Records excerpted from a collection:
○ ○ ○ ○ ○

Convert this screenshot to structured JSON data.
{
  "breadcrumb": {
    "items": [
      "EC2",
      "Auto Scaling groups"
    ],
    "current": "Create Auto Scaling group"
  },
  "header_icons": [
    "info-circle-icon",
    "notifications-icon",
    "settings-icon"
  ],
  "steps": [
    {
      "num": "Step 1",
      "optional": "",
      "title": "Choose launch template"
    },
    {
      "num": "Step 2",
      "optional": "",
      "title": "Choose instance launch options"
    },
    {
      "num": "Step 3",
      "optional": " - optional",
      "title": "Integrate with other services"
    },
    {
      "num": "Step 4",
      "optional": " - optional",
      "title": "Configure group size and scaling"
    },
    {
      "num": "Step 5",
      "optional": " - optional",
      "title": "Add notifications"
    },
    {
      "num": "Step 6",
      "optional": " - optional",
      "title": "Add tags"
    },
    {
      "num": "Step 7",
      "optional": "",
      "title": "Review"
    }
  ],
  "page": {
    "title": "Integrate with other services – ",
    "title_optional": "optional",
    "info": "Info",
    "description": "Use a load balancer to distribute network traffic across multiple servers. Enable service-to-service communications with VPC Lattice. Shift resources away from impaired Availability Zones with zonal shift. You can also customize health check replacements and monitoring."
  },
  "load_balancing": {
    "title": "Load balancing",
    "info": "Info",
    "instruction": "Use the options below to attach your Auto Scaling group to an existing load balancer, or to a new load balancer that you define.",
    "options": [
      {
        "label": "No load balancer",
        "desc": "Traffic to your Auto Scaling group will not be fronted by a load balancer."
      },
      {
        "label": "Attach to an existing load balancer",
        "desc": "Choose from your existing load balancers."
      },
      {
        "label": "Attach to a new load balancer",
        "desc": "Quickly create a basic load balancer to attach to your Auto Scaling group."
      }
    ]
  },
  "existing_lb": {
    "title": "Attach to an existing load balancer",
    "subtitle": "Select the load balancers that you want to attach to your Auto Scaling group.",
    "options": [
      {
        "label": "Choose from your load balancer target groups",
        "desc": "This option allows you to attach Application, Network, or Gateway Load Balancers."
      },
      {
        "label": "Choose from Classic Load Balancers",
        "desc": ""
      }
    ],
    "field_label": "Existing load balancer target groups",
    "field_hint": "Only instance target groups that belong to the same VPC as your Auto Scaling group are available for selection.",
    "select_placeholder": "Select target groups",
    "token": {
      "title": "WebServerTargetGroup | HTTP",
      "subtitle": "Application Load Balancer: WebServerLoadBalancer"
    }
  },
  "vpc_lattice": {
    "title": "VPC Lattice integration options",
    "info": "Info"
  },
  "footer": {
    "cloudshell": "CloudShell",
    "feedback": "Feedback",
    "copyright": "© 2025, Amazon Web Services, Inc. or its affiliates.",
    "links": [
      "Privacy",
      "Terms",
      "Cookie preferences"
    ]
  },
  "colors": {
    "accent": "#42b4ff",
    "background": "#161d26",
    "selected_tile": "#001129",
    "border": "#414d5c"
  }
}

○ ○ ○ ○ ○

**EXERCISE OBJECTIVE:**
Which lines above hold the word "with"? Copy each of them.

**ANSWER:**
      "title": "Integrate with other services"
    "title": "Integrate with other services – ",
    "description": "Use a load balancer to distribute network traffic across multiple servers. Enable service-to-service communications with VPC Lattice. Shift resources away from impaired Availability Zones with zonal shift. You can also customize health check replacements and monitoring."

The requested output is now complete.